____ Data supplied
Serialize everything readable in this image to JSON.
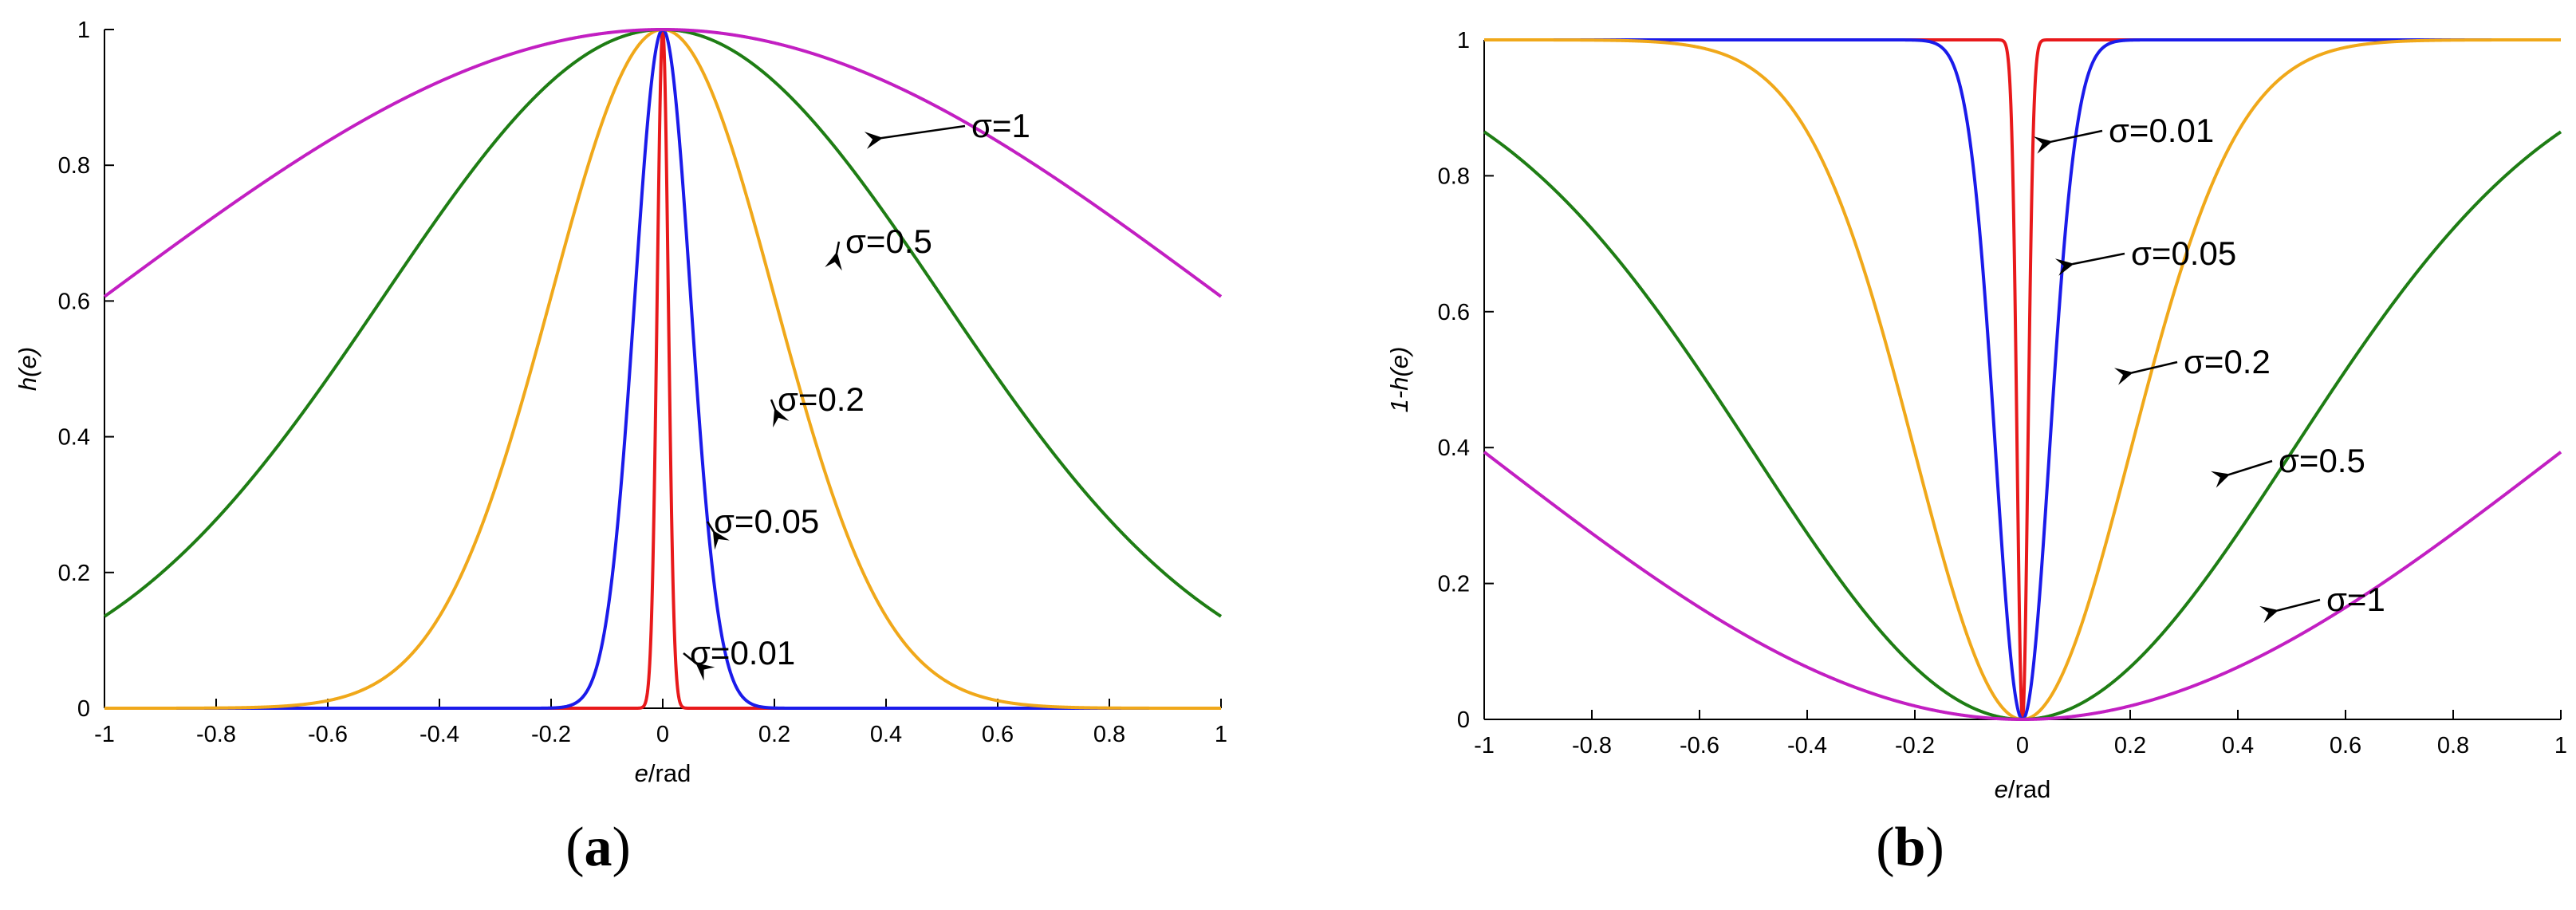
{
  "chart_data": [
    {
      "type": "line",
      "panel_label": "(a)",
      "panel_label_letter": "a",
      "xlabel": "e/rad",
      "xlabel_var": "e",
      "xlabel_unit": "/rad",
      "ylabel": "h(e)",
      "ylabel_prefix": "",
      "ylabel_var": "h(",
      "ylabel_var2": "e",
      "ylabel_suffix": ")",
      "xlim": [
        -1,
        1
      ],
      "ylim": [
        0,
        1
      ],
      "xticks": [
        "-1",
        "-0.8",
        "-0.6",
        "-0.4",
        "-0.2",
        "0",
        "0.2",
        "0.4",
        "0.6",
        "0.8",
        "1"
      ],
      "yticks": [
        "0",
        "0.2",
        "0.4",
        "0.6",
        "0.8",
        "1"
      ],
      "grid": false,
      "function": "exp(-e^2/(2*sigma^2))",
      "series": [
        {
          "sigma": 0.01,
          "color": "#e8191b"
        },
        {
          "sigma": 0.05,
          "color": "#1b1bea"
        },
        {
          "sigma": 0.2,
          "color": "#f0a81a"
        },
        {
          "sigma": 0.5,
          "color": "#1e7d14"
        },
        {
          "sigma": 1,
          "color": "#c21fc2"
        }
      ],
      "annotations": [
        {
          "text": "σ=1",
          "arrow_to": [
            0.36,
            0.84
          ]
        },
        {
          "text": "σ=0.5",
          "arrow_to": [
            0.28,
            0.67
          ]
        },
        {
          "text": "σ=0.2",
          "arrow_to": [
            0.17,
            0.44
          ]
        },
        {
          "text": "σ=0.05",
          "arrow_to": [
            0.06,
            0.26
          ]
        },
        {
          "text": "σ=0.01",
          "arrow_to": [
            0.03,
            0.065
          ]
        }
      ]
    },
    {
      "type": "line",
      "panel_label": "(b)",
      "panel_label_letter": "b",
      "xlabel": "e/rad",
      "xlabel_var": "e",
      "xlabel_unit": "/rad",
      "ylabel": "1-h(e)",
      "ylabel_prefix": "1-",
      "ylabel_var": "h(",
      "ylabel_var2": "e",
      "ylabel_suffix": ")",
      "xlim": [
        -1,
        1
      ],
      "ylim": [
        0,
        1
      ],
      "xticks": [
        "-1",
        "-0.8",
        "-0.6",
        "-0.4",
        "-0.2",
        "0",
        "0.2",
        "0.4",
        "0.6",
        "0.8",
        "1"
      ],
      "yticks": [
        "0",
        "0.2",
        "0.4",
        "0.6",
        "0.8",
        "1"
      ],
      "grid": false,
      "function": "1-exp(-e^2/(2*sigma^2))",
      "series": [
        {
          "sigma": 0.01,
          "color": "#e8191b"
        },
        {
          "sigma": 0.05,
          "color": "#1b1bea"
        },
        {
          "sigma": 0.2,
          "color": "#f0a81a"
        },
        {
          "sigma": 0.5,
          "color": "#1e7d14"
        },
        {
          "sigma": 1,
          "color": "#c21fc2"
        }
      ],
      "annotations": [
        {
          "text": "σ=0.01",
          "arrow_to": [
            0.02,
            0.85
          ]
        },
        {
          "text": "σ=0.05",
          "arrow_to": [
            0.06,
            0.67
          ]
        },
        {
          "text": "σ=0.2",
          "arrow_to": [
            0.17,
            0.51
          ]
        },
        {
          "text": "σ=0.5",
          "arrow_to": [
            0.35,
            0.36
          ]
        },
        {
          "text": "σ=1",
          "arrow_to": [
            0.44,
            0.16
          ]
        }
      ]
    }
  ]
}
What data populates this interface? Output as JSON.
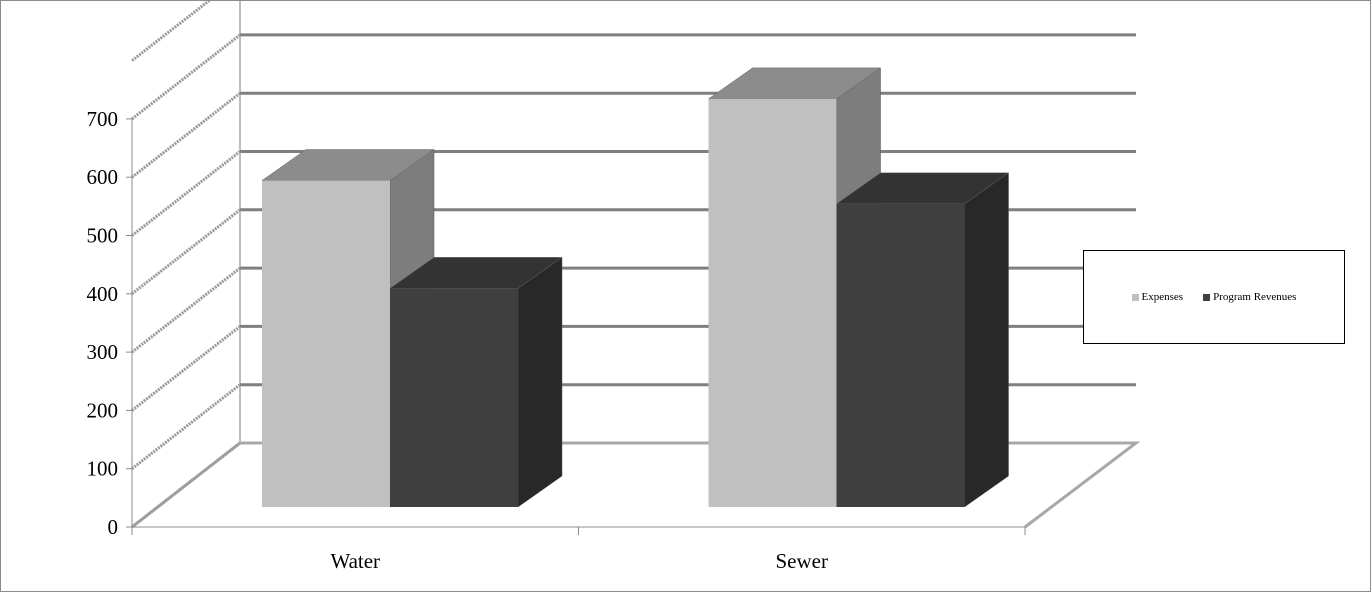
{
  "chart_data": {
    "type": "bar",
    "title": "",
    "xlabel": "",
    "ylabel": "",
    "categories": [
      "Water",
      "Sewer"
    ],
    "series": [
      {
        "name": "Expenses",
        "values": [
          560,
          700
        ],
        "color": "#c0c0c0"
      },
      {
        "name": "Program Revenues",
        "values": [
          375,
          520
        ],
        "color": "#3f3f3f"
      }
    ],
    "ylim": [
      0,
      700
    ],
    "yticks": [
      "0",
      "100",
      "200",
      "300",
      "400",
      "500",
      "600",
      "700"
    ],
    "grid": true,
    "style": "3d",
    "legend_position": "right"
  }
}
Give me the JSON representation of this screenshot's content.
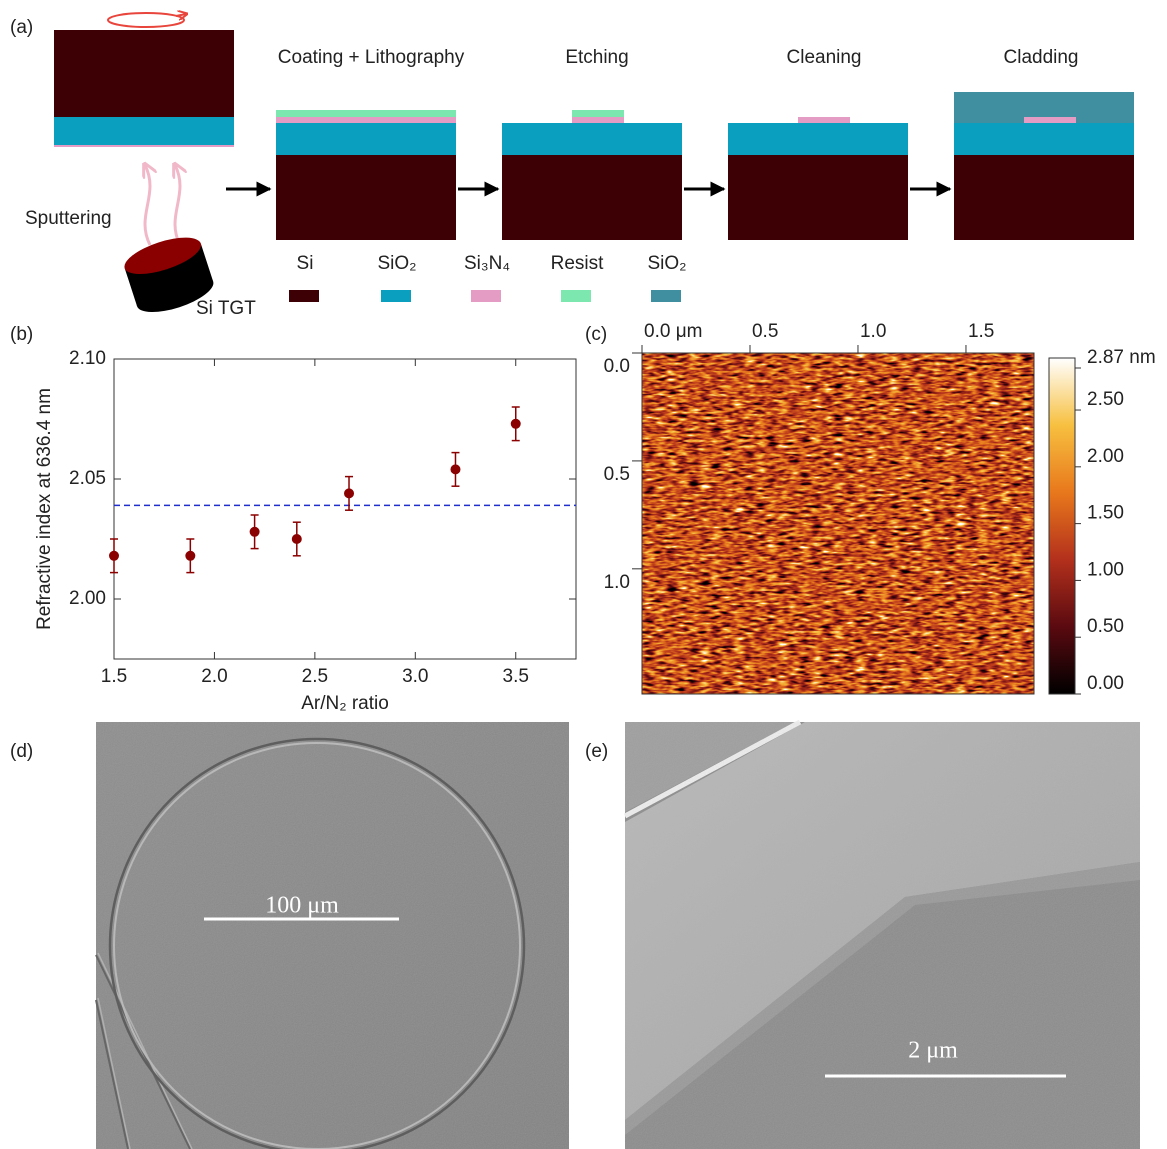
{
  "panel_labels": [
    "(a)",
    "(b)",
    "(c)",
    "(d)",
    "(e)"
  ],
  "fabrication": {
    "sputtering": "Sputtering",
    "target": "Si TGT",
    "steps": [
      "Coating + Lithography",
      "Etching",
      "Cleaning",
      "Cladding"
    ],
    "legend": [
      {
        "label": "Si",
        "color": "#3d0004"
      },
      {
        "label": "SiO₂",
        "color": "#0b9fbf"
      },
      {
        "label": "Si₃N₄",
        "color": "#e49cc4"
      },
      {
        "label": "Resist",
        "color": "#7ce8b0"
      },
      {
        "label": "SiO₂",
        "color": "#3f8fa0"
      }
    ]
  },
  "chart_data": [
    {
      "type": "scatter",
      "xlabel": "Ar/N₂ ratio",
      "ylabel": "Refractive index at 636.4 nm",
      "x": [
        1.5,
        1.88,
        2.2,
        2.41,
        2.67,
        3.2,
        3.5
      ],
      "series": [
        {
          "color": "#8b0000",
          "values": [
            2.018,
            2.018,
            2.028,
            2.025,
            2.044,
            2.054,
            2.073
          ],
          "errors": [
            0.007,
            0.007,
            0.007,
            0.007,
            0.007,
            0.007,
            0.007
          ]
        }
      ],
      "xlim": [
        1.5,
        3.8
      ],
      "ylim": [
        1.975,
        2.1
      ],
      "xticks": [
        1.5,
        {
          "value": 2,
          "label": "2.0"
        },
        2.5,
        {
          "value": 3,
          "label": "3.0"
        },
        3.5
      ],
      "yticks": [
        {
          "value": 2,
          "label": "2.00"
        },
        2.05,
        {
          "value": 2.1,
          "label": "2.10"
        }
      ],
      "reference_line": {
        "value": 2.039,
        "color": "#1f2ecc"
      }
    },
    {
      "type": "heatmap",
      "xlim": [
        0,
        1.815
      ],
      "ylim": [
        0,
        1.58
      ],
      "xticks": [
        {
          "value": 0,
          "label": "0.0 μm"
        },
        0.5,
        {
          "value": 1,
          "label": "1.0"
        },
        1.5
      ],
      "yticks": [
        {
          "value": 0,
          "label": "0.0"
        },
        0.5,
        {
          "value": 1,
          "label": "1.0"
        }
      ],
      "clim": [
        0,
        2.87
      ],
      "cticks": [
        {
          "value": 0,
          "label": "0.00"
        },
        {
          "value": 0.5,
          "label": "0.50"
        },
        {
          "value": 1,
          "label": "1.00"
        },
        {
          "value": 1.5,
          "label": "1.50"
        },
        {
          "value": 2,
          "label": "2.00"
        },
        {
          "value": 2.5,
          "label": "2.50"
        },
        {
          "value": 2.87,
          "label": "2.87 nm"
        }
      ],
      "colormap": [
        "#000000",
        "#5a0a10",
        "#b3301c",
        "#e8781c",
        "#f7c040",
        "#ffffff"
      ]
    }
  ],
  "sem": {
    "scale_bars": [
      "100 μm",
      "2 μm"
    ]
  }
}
________
To be done: Transcribe the listing in full. Omit the pictures and keep every line exact.

Result for this task:
Serialize everything readable in this image to JSON.
{
  "chart_data": [
    {
      "type": "line",
      "panel_label": "(a)",
      "panel_label_letter": "a",
      "xlabel": "e/rad",
      "xlabel_var": "e",
      "xlabel_unit": "/rad",
      "ylabel": "h(e)",
      "ylabel_prefix": "",
      "ylabel_var": "h(",
      "ylabel_var2": "e",
      "ylabel_suffix": ")",
      "xlim": [
        -1,
        1
      ],
      "ylim": [
        0,
        1
      ],
      "xticks": [
        "-1",
        "-0.8",
        "-0.6",
        "-0.4",
        "-0.2",
        "0",
        "0.2",
        "0.4",
        "0.6",
        "0.8",
        "1"
      ],
      "yticks": [
        "0",
        "0.2",
        "0.4",
        "0.6",
        "0.8",
        "1"
      ],
      "grid": false,
      "function": "exp(-e^2/(2*sigma^2))",
      "series": [
        {
          "sigma": 0.01,
          "color": "#e8191b"
        },
        {
          "sigma": 0.05,
          "color": "#1b1bea"
        },
        {
          "sigma": 0.2,
          "color": "#f0a81a"
        },
        {
          "sigma": 0.5,
          "color": "#1e7d14"
        },
        {
          "sigma": 1,
          "color": "#c21fc2"
        }
      ],
      "annotations": [
        {
          "text": "σ=1",
          "arrow_to": [
            0.36,
            0.84
          ]
        },
        {
          "text": "σ=0.5",
          "arrow_to": [
            0.28,
            0.67
          ]
        },
        {
          "text": "σ=0.2",
          "arrow_to": [
            0.17,
            0.44
          ]
        },
        {
          "text": "σ=0.05",
          "arrow_to": [
            0.06,
            0.26
          ]
        },
        {
          "text": "σ=0.01",
          "arrow_to": [
            0.03,
            0.065
          ]
        }
      ]
    },
    {
      "type": "line",
      "panel_label": "(b)",
      "panel_label_letter": "b",
      "xlabel": "e/rad",
      "xlabel_var": "e",
      "xlabel_unit": "/rad",
      "ylabel": "1-h(e)",
      "ylabel_prefix": "1-",
      "ylabel_var": "h(",
      "ylabel_var2": "e",
      "ylabel_suffix": ")",
      "xlim": [
        -1,
        1
      ],
      "ylim": [
        0,
        1
      ],
      "xticks": [
        "-1",
        "-0.8",
        "-0.6",
        "-0.4",
        "-0.2",
        "0",
        "0.2",
        "0.4",
        "0.6",
        "0.8",
        "1"
      ],
      "yticks": [
        "0",
        "0.2",
        "0.4",
        "0.6",
        "0.8",
        "1"
      ],
      "grid": false,
      "function": "1-exp(-e^2/(2*sigma^2))",
      "series": [
        {
          "sigma": 0.01,
          "color": "#e8191b"
        },
        {
          "sigma": 0.05,
          "color": "#1b1bea"
        },
        {
          "sigma": 0.2,
          "color": "#f0a81a"
        },
        {
          "sigma": 0.5,
          "color": "#1e7d14"
        },
        {
          "sigma": 1,
          "color": "#c21fc2"
        }
      ],
      "annotations": [
        {
          "text": "σ=0.01",
          "arrow_to": [
            0.02,
            0.85
          ]
        },
        {
          "text": "σ=0.05",
          "arrow_to": [
            0.06,
            0.67
          ]
        },
        {
          "text": "σ=0.2",
          "arrow_to": [
            0.17,
            0.51
          ]
        },
        {
          "text": "σ=0.5",
          "arrow_to": [
            0.35,
            0.36
          ]
        },
        {
          "text": "σ=1",
          "arrow_to": [
            0.44,
            0.16
          ]
        }
      ]
    }
  ]
}
What data populates this interface? Output as JSON.
{
  "chart_data": {
    "type": "bar",
    "title": "",
    "xlabel": "",
    "ylabel": "",
    "categories": [
      "Water",
      "Sewer"
    ],
    "series": [
      {
        "name": "Expenses",
        "values": [
          560,
          700
        ],
        "color": "#c0c0c0"
      },
      {
        "name": "Program Revenues",
        "values": [
          375,
          520
        ],
        "color": "#3f3f3f"
      }
    ],
    "ylim": [
      0,
      700
    ],
    "yticks": [
      "0",
      "100",
      "200",
      "300",
      "400",
      "500",
      "600",
      "700"
    ],
    "grid": true,
    "style": "3d",
    "legend_position": "right"
  }
}
Give me the JSON representation of this screenshot's content.
{
  "panel_labels": [
    "(a)",
    "(b)",
    "(c)",
    "(d)",
    "(e)"
  ],
  "fabrication": {
    "sputtering": "Sputtering",
    "target": "Si TGT",
    "steps": [
      "Coating + Lithography",
      "Etching",
      "Cleaning",
      "Cladding"
    ],
    "legend": [
      {
        "label": "Si",
        "color": "#3d0004"
      },
      {
        "label": "SiO₂",
        "color": "#0b9fbf"
      },
      {
        "label": "Si₃N₄",
        "color": "#e49cc4"
      },
      {
        "label": "Resist",
        "color": "#7ce8b0"
      },
      {
        "label": "SiO₂",
        "color": "#3f8fa0"
      }
    ]
  },
  "chart_data": [
    {
      "type": "scatter",
      "xlabel": "Ar/N₂ ratio",
      "ylabel": "Refractive index at 636.4 nm",
      "x": [
        1.5,
        1.88,
        2.2,
        2.41,
        2.67,
        3.2,
        3.5
      ],
      "series": [
        {
          "color": "#8b0000",
          "values": [
            2.018,
            2.018,
            2.028,
            2.025,
            2.044,
            2.054,
            2.073
          ],
          "errors": [
            0.007,
            0.007,
            0.007,
            0.007,
            0.007,
            0.007,
            0.007
          ]
        }
      ],
      "xlim": [
        1.5,
        3.8
      ],
      "ylim": [
        1.975,
        2.1
      ],
      "xticks": [
        1.5,
        {
          "value": 2,
          "label": "2.0"
        },
        2.5,
        {
          "value": 3,
          "label": "3.0"
        },
        3.5
      ],
      "yticks": [
        {
          "value": 2,
          "label": "2.00"
        },
        2.05,
        {
          "value": 2.1,
          "label": "2.10"
        }
      ],
      "reference_line": {
        "value": 2.039,
        "color": "#1f2ecc"
      }
    },
    {
      "type": "heatmap",
      "xlim": [
        0,
        1.815
      ],
      "ylim": [
        0,
        1.58
      ],
      "xticks": [
        {
          "value": 0,
          "label": "0.0 μm"
        },
        0.5,
        {
          "value": 1,
          "label": "1.0"
        },
        1.5
      ],
      "yticks": [
        {
          "value": 0,
          "label": "0.0"
        },
        0.5,
        {
          "value": 1,
          "label": "1.0"
        }
      ],
      "clim": [
        0,
        2.87
      ],
      "cticks": [
        {
          "value": 0,
          "label": "0.00"
        },
        {
          "value": 0.5,
          "label": "0.50"
        },
        {
          "value": 1,
          "label": "1.00"
        },
        {
          "value": 1.5,
          "label": "1.50"
        },
        {
          "value": 2,
          "label": "2.00"
        },
        {
          "value": 2.5,
          "label": "2.50"
        },
        {
          "value": 2.87,
          "label": "2.87 nm"
        }
      ],
      "colormap": [
        "#000000",
        "#5a0a10",
        "#b3301c",
        "#e8781c",
        "#f7c040",
        "#ffffff"
      ]
    }
  ],
  "sem": {
    "scale_bars": [
      "100 μm",
      "2 μm"
    ]
  }
}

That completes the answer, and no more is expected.